-- Job --
Quote the listing below in its entirety, omitting every image.

++++ Dataset records ++++

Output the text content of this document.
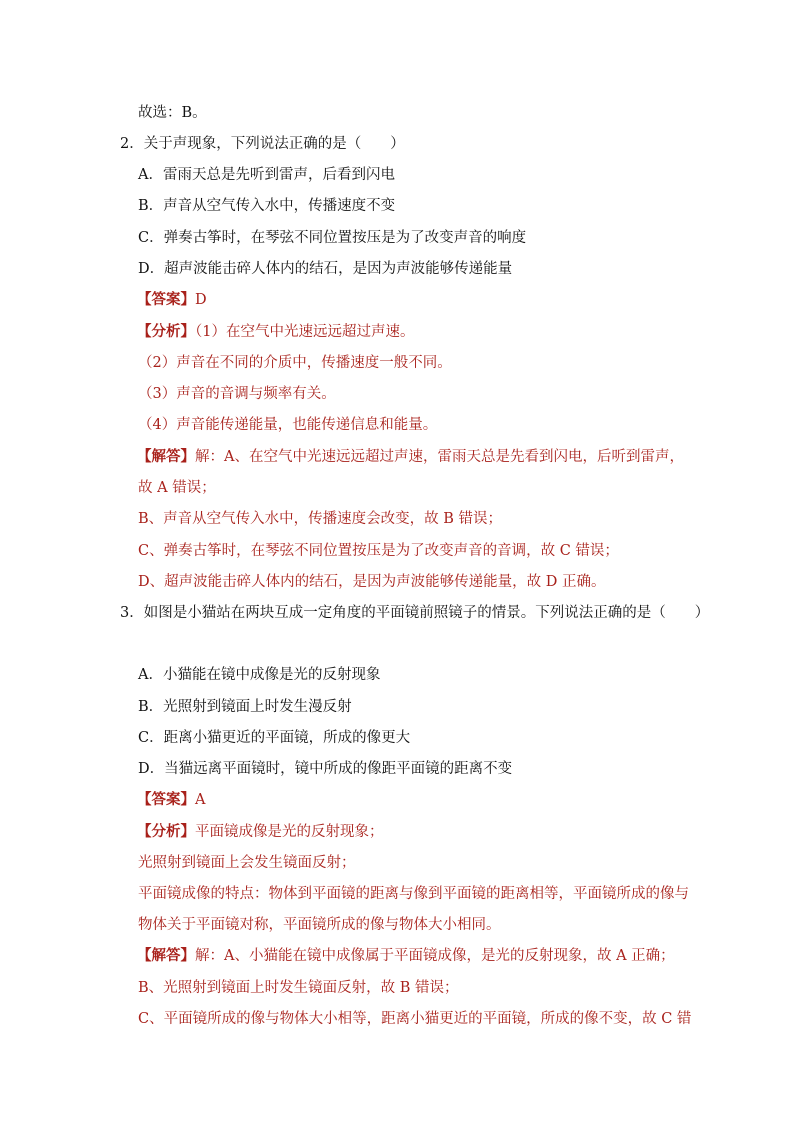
故选：B。
2．关于声现象，下列说法正确的是（　　）
A．雷雨天总是先听到雷声，后看到闪电
B．声音从空气传入水中，传播速度不变
C．弹奏古筝时，在琴弦不同位置按压是为了改变声音的响度
D．超声波能击碎人体内的结石，是因为声波能够传递能量
【答案】D
【分析】（1）在空气中光速远远超过声速。
（2）声音在不同的介质中，传播速度一般不同。
（3）声音的音调与频率有关。
（4）声音能传递能量，也能传递信息和能量。
【解答】解：A、在空气中光速远远超过声速，雷雨天总是先看到闪电，后听到雷声，
故 A 错误；
B、声音从空气传入水中，传播速度会改变，故 B 错误；
C、弹奏古筝时，在琴弦不同位置按压是为了改变声音的音调，故 C 错误；
D、超声波能击碎人体内的结石，是因为声波能够传递能量，故 D 正确。
3．如图是小猫站在两块互成一定角度的平面镜前照镜子的情景。下列说法正确的是（　　）
A．小猫能在镜中成像是光的反射现象
B．光照射到镜面上时发生漫反射
C．距离小猫更近的平面镜，所成的像更大
D．当猫远离平面镜时，镜中所成的像距平面镜的距离不变
【答案】A
【分析】平面镜成像是光的反射现象；
光照射到镜面上会发生镜面反射；
平面镜成像的特点：物体到平面镜的距离与像到平面镜的距离相等，平面镜所成的像与
物体关于平面镜对称，平面镜所成的像与物体大小相同。
【解答】解：A、小猫能在镜中成像属于平面镜成像，是光的反射现象，故 A 正确；
B、光照射到镜面上时发生镜面反射，故 B 错误；
C、平面镜所成的像与物体大小相等，距离小猫更近的平面镜，所成的像不变，故 C 错
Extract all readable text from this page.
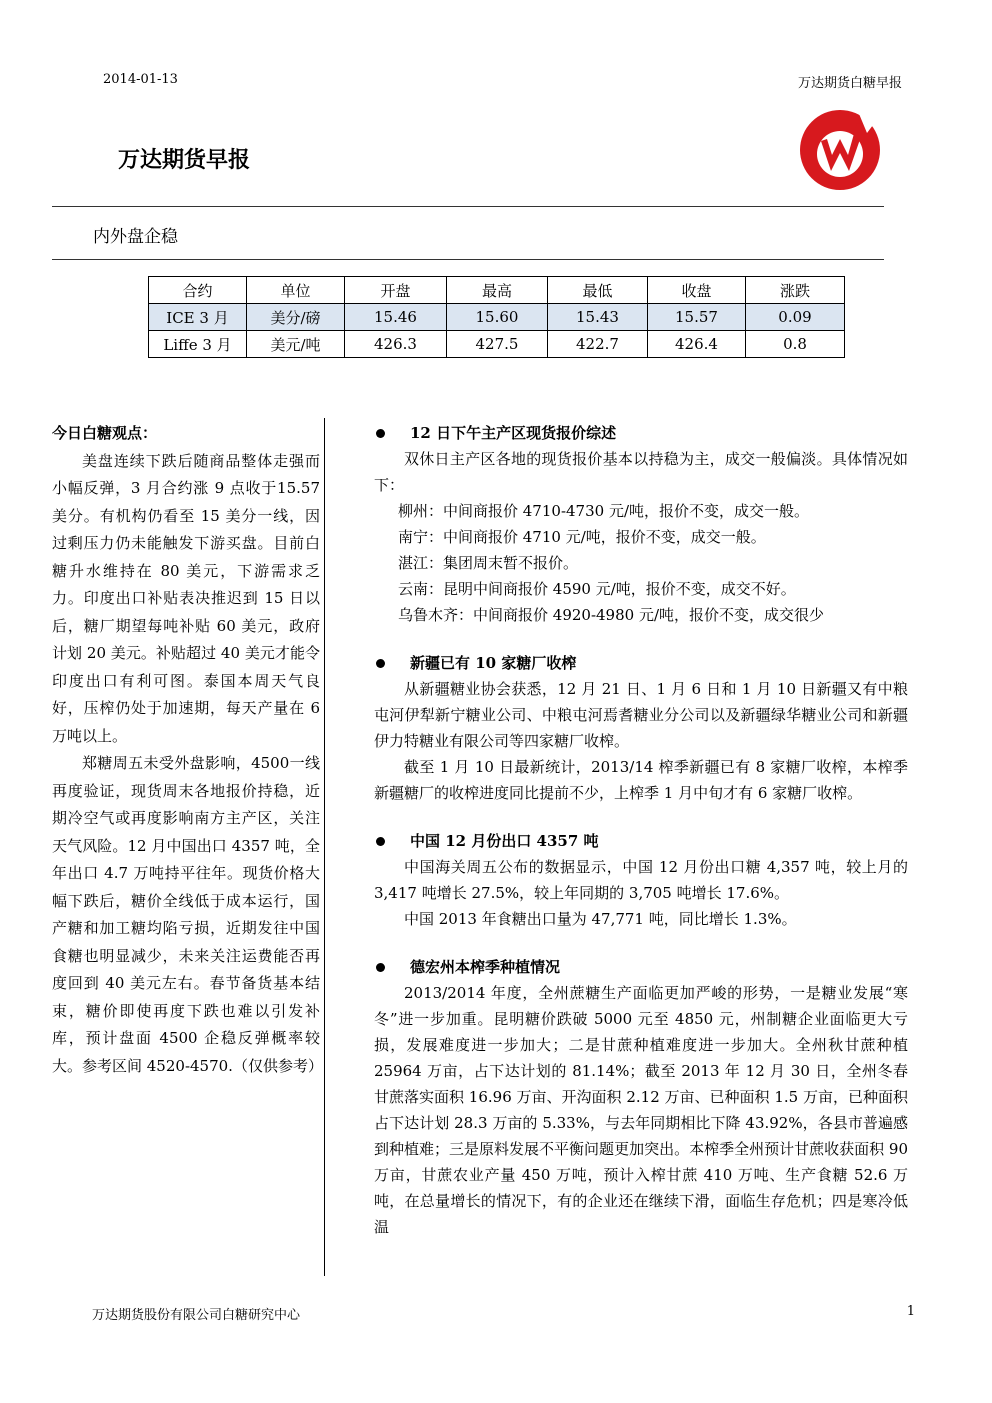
2014-01-13	万达期货白糖早报
万达期货早报
内外盘企稳
合约	单位	开盘	最高	最低	收盘	涨跌
ICE 3 月	美分/磅	15.46	15.60	15.43	15.57	0.09
Liffe 3 月	美元/吨	426.3	427.5	422.7	426.4	0.8

今日白糖观点：

美盘连续下跌后随商品整体走强而小幅反弹，3 月合约涨 9 点收于15.57 美分。有机构仍看至 15 美分一线，因过剩压力仍未能触发下游买盘。目前白糖升水维持在 80 美元，下游需求乏力。印度出口补贴表决推迟到 15 日以后，糖厂期望每吨补贴 60 美元，政府计划 20 美元。补贴超过 40 美元才能令印度出口有利可图。泰国本周天气良好，压榨仍处于加速期，每天产量在 6 万吨以上。

郑糖周五未受外盘影响，4500一线再度验证，现货周末各地报价持稳，近期冷空气或再度影响南方主产区，关注天气风险。12 月中国出口 4357 吨，全年出口 4.7 万吨持平往年。现货价格大幅下跌后，糖价全线低于成本运行，国产糖和加工糖均陷亏损，近期发往中国食糖也明显减少，未来关注运费能否再度回到 40 美元左右。春节备货基本结束，糖价即使再度下跌也难以引发补库，预计盘面 4500 企稳反弹概率较大。参考区间 4520-4570.（仅供参考）

12 日下午主产区现货报价综述

双休日主产区各地的现货报价基本以持稳为主，成交一般偏淡。具体情况如下：

柳州：中间商报价 4710-4730 元/吨，报价不变，成交一般。

南宁：中间商报价 4710 元/吨，报价不变，成交一般。

湛江：集团周末暂不报价。

云南：昆明中间商报价 4590 元/吨，报价不变，成交不好。

乌鲁木齐：中间商报价 4920-4980 元/吨，报价不变，成交很少

新疆已有 10 家糖厂收榨

从新疆糖业协会获悉，12 月 21 日、1 月 6 日和 1 月 10 日新疆又有中粮屯河伊犁新宁糖业公司、中粮屯河焉耆糖业分公司以及新疆绿华糖业公司和新疆伊力特糖业有限公司等四家糖厂收榨。

截至 1 月 10 日最新统计，2013/14 榨季新疆已有 8 家糖厂收榨，本榨季新疆糖厂的收榨进度同比提前不少，上榨季 1 月中旬才有 6 家糖厂收榨。

中国 12 月份出口 4357 吨

中国海关周五公布的数据显示，中国 12 月份出口糖 4,357 吨，较上月的 3,417 吨增长 27.5%，较上年同期的 3,705 吨增长 17.6%。

中国 2013 年食糖出口量为 47,771 吨，同比增长 1.3%。

德宏州本榨季种植情况

2013/2014 年度，全州蔗糖生产面临更加严峻的形势，一是糖业发展“寒冬”进一步加重。昆明糖价跌破 5000 元至 4850 元，州制糖企业面临更大亏损，发展难度进一步加大；二是甘蔗种植难度进一步加大。全州秋甘蔗种植 25964 万亩，占下达计划的 81.14%；截至 2013 年 12 月 30 日，全州冬春甘蔗落实面积 16.96 万亩、开沟面积 2.12 万亩、已种面积 1.5 万亩，已种面积占下达计划 28.3 万亩的 5.33%，与去年同期相比下降 43.92%，各县市普遍感到种植难；三是原料发展不平衡问题更加突出。本榨季全州预计甘蔗收获面积 90 万亩，甘蔗农业产量 450 万吨，预计入榨甘蔗 410 万吨、生产食糖 52.6 万吨，在总量增长的情况下，有的企业还在继续下滑，面临生存危机；四是寒冷低温

万达期货股份有限公司白糖研究中心	1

++++

-- Exercise result --
Output the text content of this document.
故选：B。
2．关于声现象，下列说法正确的是（　　）
A．雷雨天总是先听到雷声，后看到闪电
B．声音从空气传入水中，传播速度不变
C．弹奏古筝时，在琴弦不同位置按压是为了改变声音的响度
D．超声波能击碎人体内的结石，是因为声波能够传递能量
【答案】D
【分析】（1）在空气中光速远远超过声速。
（2）声音在不同的介质中，传播速度一般不同。
（3）声音的音调与频率有关。
（4）声音能传递能量，也能传递信息和能量。
【解答】解：A、在空气中光速远远超过声速，雷雨天总是先看到闪电，后听到雷声，
故 A 错误；
B、声音从空气传入水中，传播速度会改变，故 B 错误；
C、弹奏古筝时，在琴弦不同位置按压是为了改变声音的音调，故 C 错误；
D、超声波能击碎人体内的结石，是因为声波能够传递能量，故 D 正确。
3．如图是小猫站在两块互成一定角度的平面镜前照镜子的情景。下列说法正确的是（　　）
A．小猫能在镜中成像是光的反射现象
B．光照射到镜面上时发生漫反射
C．距离小猫更近的平面镜，所成的像更大
D．当猫远离平面镜时，镜中所成的像距平面镜的距离不变
【答案】A
【分析】平面镜成像是光的反射现象；
光照射到镜面上会发生镜面反射；
平面镜成像的特点：物体到平面镜的距离与像到平面镜的距离相等，平面镜所成的像与
物体关于平面镜对称，平面镜所成的像与物体大小相同。
【解答】解：A、小猫能在镜中成像属于平面镜成像，是光的反射现象，故 A 正确；
B、光照射到镜面上时发生镜面反射，故 B 错误；
C、平面镜所成的像与物体大小相等，距离小猫更近的平面镜，所成的像不变，故 C 错
Extract all readable text from this page.
2014-01-13	万达期货白糖早报
万达期货早报
内外盘企稳
合约	单位	开盘	最高	最低	收盘	涨跌
ICE 3 月	美分/磅	15.46	15.60	15.43	15.57	0.09
Liffe 3 月	美元/吨	426.3	427.5	422.7	426.4	0.8

今日白糖观点：

美盘连续下跌后随商品整体走强而小幅反弹，3 月合约涨 9 点收于15.57 美分。有机构仍看至 15 美分一线，因过剩压力仍未能触发下游买盘。目前白糖升水维持在 80 美元，下游需求乏力。印度出口补贴表决推迟到 15 日以后，糖厂期望每吨补贴 60 美元，政府计划 20 美元。补贴超过 40 美元才能令印度出口有利可图。泰国本周天气良好，压榨仍处于加速期，每天产量在 6 万吨以上。

郑糖周五未受外盘影响，4500一线再度验证，现货周末各地报价持稳，近期冷空气或再度影响南方主产区，关注天气风险。12 月中国出口 4357 吨，全年出口 4.7 万吨持平往年。现货价格大幅下跌后，糖价全线低于成本运行，国产糖和加工糖均陷亏损，近期发往中国食糖也明显减少，未来关注运费能否再度回到 40 美元左右。春节备货基本结束，糖价即使再度下跌也难以引发补库，预计盘面 4500 企稳反弹概率较大。参考区间 4520-4570.（仅供参考）

12 日下午主产区现货报价综述

双休日主产区各地的现货报价基本以持稳为主，成交一般偏淡。具体情况如下：

柳州：中间商报价 4710-4730 元/吨，报价不变，成交一般。

南宁：中间商报价 4710 元/吨，报价不变，成交一般。

湛江：集团周末暂不报价。

云南：昆明中间商报价 4590 元/吨，报价不变，成交不好。

乌鲁木齐：中间商报价 4920-4980 元/吨，报价不变，成交很少

新疆已有 10 家糖厂收榨

从新疆糖业协会获悉，12 月 21 日、1 月 6 日和 1 月 10 日新疆又有中粮屯河伊犁新宁糖业公司、中粮屯河焉耆糖业分公司以及新疆绿华糖业公司和新疆伊力特糖业有限公司等四家糖厂收榨。

截至 1 月 10 日最新统计，2013/14 榨季新疆已有 8 家糖厂收榨，本榨季新疆糖厂的收榨进度同比提前不少，上榨季 1 月中旬才有 6 家糖厂收榨。

中国 12 月份出口 4357 吨

中国海关周五公布的数据显示，中国 12 月份出口糖 4,357 吨，较上月的 3,417 吨增长 27.5%，较上年同期的 3,705 吨增长 17.6%。

中国 2013 年食糖出口量为 47,771 吨，同比增长 1.3%。

德宏州本榨季种植情况

2013/2014 年度，全州蔗糖生产面临更加严峻的形势，一是糖业发展“寒冬”进一步加重。昆明糖价跌破 5000 元至 4850 元，州制糖企业面临更大亏损，发展难度进一步加大；二是甘蔗种植难度进一步加大。全州秋甘蔗种植 25964 万亩，占下达计划的 81.14%；截至 2013 年 12 月 30 日，全州冬春甘蔗落实面积 16.96 万亩、开沟面积 2.12 万亩、已种面积 1.5 万亩，已种面积占下达计划 28.3 万亩的 5.33%，与去年同期相比下降 43.92%，各县市普遍感到种植难；三是原料发展不平衡问题更加突出。本榨季全州预计甘蔗收获面积 90 万亩，甘蔗农业产量 450 万吨，预计入榨甘蔗 410 万吨、生产食糖 52.6 万吨，在总量增长的情况下，有的企业还在继续下滑，面临生存危机；四是寒冷低温

万达期货股份有限公司白糖研究中心	1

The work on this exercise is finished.